=== Provided data ===

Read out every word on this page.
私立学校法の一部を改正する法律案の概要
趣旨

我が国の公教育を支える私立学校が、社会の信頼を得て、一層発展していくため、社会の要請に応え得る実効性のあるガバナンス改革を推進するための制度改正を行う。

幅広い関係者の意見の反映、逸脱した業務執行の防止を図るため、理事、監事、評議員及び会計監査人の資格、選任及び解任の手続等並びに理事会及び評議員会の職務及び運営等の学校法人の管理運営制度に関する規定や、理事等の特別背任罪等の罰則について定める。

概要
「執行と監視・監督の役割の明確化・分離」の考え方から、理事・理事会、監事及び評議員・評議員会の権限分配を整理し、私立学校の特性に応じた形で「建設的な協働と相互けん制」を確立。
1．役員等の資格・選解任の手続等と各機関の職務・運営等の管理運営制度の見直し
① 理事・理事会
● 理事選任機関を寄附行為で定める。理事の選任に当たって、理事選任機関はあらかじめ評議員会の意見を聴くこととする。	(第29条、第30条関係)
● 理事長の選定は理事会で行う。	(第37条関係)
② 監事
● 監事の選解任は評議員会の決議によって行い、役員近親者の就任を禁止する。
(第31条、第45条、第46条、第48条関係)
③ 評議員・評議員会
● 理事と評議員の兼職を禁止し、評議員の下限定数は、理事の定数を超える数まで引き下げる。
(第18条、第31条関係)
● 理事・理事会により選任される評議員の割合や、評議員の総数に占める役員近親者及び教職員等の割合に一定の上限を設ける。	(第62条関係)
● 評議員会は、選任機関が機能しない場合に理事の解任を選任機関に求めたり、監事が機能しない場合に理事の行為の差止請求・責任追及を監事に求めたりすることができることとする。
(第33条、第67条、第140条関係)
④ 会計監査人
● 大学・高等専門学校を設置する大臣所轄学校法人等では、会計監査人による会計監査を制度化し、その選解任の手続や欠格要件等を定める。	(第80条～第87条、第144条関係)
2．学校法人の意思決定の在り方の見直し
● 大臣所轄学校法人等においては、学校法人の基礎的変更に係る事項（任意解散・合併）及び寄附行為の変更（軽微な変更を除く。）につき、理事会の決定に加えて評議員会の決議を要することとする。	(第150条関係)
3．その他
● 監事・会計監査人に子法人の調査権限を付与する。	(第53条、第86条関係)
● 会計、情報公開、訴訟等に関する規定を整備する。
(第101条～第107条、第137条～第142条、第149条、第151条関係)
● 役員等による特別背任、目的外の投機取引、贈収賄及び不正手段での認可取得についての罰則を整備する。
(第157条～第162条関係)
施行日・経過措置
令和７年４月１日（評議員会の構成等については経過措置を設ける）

===

Work required –
All of the lines above need to be given again exactly.

Final answer –
Read out every word on this page.
私立学校法の一部を改正する法律案の概要
趣旨

我が国の公教育を支える私立学校が、社会の信頼を得て、一層発展していくため、社会の要請に応え得る実効性のあるガバナンス改革を推進するための制度改正を行う。

幅広い関係者の意見の反映、逸脱した業務執行の防止を図るため、理事、監事、評議員及び会計監査人の資格、選任及び解任の手続等並びに理事会及び評議員会の職務及び運営等の学校法人の管理運営制度に関する規定や、理事等の特別背任罪等の罰則について定める。

概要
「執行と監視・監督の役割の明確化・分離」の考え方から、理事・理事会、監事及び評議員・評議員会の権限分配を整理し、私立学校の特性に応じた形で「建設的な協働と相互けん制」を確立。
1．役員等の資格・選解任の手続等と各機関の職務・運営等の管理運営制度の見直し
① 理事・理事会
● 理事選任機関を寄附行為で定める。理事の選任に当たって、理事選任機関はあらかじめ評議員会の意見を聴くこととする。	(第29条、第30条関係)
● 理事長の選定は理事会で行う。	(第37条関係)
② 監事
● 監事の選解任は評議員会の決議によって行い、役員近親者の就任を禁止する。
(第31条、第45条、第46条、第48条関係)
③ 評議員・評議員会
● 理事と評議員の兼職を禁止し、評議員の下限定数は、理事の定数を超える数まで引き下げる。
(第18条、第31条関係)
● 理事・理事会により選任される評議員の割合や、評議員の総数に占める役員近親者及び教職員等の割合に一定の上限を設ける。	(第62条関係)
● 評議員会は、選任機関が機能しない場合に理事の解任を選任機関に求めたり、監事が機能しない場合に理事の行為の差止請求・責任追及を監事に求めたりすることができることとする。
(第33条、第67条、第140条関係)
④ 会計監査人
● 大学・高等専門学校を設置する大臣所轄学校法人等では、会計監査人による会計監査を制度化し、その選解任の手続や欠格要件等を定める。	(第80条～第87条、第144条関係)
2．学校法人の意思決定の在り方の見直し
● 大臣所轄学校法人等においては、学校法人の基礎的変更に係る事項（任意解散・合併）及び寄附行為の変更（軽微な変更を除く。）につき、理事会の決定に加えて評議員会の決議を要することとする。	(第150条関係)
3．その他
● 監事・会計監査人に子法人の調査権限を付与する。	(第53条、第86条関係)
● 会計、情報公開、訴訟等に関する規定を整備する。
(第101条～第107条、第137条～第142条、第149条、第151条関係)
● 役員等による特別背任、目的外の投機取引、贈収賄及び不正手段での認可取得についての罰則を整備する。
(第157条～第162条関係)
施行日・経過措置
令和７年４月１日（評議員会の構成等については経過措置を設ける）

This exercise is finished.